*Tus tareas*
1. Indica si cada una de estas afirmaciones coincide con el texto sobre los mechones de la UACH. Responde sí o no y cita las palabras del texto que lo deciden. (a) Los estudiantes que iban en la fila eran de veterinaria. (b) El grupo que guiaba la fila era más numeroso que el grupo que iba en ella. (c) Según el reglamento, para que exista violencia discriminatoria se necesitan cuatro elementos.
2. Modifica el texto sobre los mechones de la UACH, desde la parte que empieza con las palabras que contienen "Estoy segura que" hasta la que termina con "sobre el particular.". Escribe ese tramo de nuevo, cambiando "primer mes de clases" por "primer semestre".
3. Sigue escribiendo el texto sobre los mechones de la UACH a partir del punto en que se detiene.

*Fragmento del documento*
◇ ◇ ◇ ◇ ◇

Hace algunos días, de camino a una de mis clases, me tocó presenciar los siguientes hechos: Un grupo reducido de estudiantes (unos cinco) conducían a otro grupo más numeroso desde el sector donde está situada la DAE hacia el sector de Biblioteca. Este último grupo de estudiantes conformaban una fila india, se encontraban atados unos con otros, y avanzaban lentamente, doblando las rodillas y encorvando el tronco, como si se trata de una genuflexión. Sus ropas se encontraban rasgadas o manchadas y muchos de ellos estaban cubiertos por algún tipo de pintura, en la cara y el cabello. Mientras estos avanzaban, los estudiantes que guiaban la fila, les rociaban un líquido en sus cabezas y ropas, y verbalizaban consignas de mando o de castigo que aludían a la condición de “mechones” de los primeros. Pregunté a una de las estudiantes que se encontraba en la referida fila, a qué carrera pertenecía y me informó que se trataba de estudiantes de veterinaria.

 

Estoy segura que no soy la única que ha observado episodios parecidos, durante este primer mes de clases y también en años precedentes, que involucran a estudiantes de varias otras carreras de la UACH. Sin embargo, dado que el Reglamento que establece un procedimiento de acompañamiento, investigación y sanción en casos de Acoso, Violencia y Discriminación ha entrado recientemente en vigencia y recoge figuras que bien podrían aplicarse a estos hechos, me parece útil reflexionar sobre el particular.

 

Según el reglamento antes citado, la violencia discriminatoria consiste en cualquier acción o conducta que atente contra la vida, la integridad física o la libertad sexual de una persona y que evidencie que ha sido realizada tomando en consideración alguna condición que genere desventaja, incluyendo las mencionadas en el propio Reglamento, en la ley Nº 20.609 (o ley Zamudio) y en los tratados internacionales. A partir de esa definición, y de las otras disposiciones que regulan las demás conductas abordadas por este texto normativo, puede deducirse que la violencia discriminatoria es una conducta que se perpetra a través de una actividad que presupone algún grado de coacción, a diferencia de la discriminación que admite formas comisivas no violentas. En consecuencia, para que se configure una violencia discriminatoria se requiere que concurran tres elementos: a) que la comisión implique violencia, b) que se haya lesionado la vida, la integridad física o la libertad sexual y c) que se haya realizado la acción sirviéndose o valiéndose de la condición de desventaja de una persona.

◇ ◇ ◇ ◇ ◇

*Datos proporcionados*

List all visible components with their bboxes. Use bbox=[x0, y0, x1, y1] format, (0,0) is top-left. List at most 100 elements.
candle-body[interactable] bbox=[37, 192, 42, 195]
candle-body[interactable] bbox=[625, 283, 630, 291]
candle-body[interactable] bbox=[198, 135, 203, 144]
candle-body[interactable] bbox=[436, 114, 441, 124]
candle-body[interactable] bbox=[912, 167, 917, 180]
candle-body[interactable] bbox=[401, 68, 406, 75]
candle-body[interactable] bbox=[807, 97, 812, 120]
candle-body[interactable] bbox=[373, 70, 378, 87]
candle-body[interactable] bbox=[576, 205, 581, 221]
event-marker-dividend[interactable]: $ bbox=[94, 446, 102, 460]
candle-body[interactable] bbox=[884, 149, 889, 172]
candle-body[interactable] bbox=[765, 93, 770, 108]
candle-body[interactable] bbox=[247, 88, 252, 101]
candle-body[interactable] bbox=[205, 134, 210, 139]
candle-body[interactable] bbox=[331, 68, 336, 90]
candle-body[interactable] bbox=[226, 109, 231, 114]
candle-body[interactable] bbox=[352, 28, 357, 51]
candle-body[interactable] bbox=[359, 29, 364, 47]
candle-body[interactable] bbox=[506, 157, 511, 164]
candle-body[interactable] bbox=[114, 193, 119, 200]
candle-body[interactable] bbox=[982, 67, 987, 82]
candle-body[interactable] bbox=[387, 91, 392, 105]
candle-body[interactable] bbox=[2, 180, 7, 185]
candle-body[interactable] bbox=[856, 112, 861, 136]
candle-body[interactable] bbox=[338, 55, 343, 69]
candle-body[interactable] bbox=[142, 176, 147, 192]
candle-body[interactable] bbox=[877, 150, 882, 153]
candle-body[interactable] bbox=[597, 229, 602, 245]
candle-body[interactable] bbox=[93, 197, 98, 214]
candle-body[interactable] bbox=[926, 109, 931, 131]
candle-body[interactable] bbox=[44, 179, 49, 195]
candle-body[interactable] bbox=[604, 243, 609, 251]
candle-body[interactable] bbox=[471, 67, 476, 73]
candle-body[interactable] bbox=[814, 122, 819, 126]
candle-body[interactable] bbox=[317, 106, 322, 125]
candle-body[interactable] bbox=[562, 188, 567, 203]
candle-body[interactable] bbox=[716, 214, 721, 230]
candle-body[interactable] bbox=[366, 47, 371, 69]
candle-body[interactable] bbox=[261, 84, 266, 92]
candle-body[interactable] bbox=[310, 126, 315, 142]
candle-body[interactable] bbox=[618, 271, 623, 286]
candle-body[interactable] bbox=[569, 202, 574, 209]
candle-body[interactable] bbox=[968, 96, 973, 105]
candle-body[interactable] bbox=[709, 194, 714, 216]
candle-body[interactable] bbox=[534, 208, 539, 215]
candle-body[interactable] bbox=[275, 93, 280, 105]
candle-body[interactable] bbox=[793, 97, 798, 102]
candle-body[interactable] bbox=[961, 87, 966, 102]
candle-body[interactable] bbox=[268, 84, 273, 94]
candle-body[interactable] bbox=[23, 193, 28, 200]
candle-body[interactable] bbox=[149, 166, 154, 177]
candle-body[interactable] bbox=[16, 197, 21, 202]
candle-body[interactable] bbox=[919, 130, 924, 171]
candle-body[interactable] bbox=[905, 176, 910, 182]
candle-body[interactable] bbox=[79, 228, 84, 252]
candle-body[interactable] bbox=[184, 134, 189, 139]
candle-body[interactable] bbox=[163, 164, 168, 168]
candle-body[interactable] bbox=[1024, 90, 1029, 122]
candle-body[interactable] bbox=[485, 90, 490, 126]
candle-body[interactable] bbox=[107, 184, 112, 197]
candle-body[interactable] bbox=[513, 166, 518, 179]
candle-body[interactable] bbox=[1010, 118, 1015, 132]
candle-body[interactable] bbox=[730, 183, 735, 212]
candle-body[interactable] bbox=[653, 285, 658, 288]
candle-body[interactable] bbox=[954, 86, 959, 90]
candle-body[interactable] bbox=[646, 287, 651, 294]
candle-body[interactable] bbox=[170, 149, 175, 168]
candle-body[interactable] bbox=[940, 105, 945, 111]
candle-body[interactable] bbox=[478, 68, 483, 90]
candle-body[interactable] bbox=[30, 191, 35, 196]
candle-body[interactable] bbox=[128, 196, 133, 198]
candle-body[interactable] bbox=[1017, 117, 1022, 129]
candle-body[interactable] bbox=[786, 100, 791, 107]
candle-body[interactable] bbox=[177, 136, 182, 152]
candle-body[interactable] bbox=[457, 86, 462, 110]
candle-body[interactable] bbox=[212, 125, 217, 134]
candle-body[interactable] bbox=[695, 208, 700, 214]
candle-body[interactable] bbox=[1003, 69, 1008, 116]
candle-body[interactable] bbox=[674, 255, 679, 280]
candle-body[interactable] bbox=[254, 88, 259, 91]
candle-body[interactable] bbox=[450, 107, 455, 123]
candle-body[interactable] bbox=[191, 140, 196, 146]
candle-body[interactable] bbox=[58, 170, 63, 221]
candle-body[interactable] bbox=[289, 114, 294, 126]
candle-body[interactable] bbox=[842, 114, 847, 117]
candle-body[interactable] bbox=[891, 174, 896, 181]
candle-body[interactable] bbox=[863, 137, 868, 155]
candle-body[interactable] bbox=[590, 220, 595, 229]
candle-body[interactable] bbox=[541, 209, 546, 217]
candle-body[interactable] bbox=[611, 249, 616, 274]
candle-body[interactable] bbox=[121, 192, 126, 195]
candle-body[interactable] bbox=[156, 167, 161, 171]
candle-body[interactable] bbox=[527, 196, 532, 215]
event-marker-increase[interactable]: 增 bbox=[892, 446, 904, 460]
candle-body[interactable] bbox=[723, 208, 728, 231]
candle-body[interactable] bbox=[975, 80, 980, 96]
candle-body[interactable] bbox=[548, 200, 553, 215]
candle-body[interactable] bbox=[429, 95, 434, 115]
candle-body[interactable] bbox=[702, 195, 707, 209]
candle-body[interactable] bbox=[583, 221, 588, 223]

◇ ◇ ◇ ◇ ◇

*Respuestas*
1.
(a) Sí: "me informó que se trataba de estudiantes de veterinaria".
(b) No: "Un grupo reducido de estudiantes (unos cinco) conducían a otro grupo más numeroso".
(c) No: "se requiere que concurran tres elementos".

2.
Estoy segura que no soy la única que ha observado episodios parecidos, durante este primer semestre y también en años precedentes, que involucran a estudiantes de varias otras carreras de la UACH. Sin embargo, dado que el Reglamento que establece un procedimiento de acompañamiento, investigación y sanción en casos de Acoso, Violencia y Discriminación ha entrado recientemente en vigencia y recoge figuras que bien podrían aplicarse a estos hechos, me parece útil reflexionar sobre el particular.

3.
Los hechos que he descrito antes reúnen claramente tales elementos. Se trata, en primer lugar, de acciones que involucran el uso de fuerza física (expresadas en rasgaduras de ropas o daño a las vestimentas, vertido de líquidos) o de intimidaciones verbales (uso de consignas de mando o de desprecio o menoscabo proferidas respecto de los “mechones”). Sin embargo, dada la normalización de tales conductas parece necesario explicar por qué considero violento algo que buena parte de los/las estudiantes, académicos/as y funcionarios/as parecen considerar simplemente una bienvenida.

 

Para observar la violencia inscrita en esta práctica parece útil advertir que si los mismos hechos se produjeran fuera del contexto universitario serían claramente constitutivos de una falta o, inclusive, de un delito (por ejemplo, lesiones o coacción). Esto sugiere que la violencia sobre las que se estructuran las prácticas del “mechoneo” resulta socialmente invisibilizada. En efecto, el “mechoneo es presentado como un simple rito de iniciación (o de bienvenida) cuyo contenido es positivo (de incorporación o membresía).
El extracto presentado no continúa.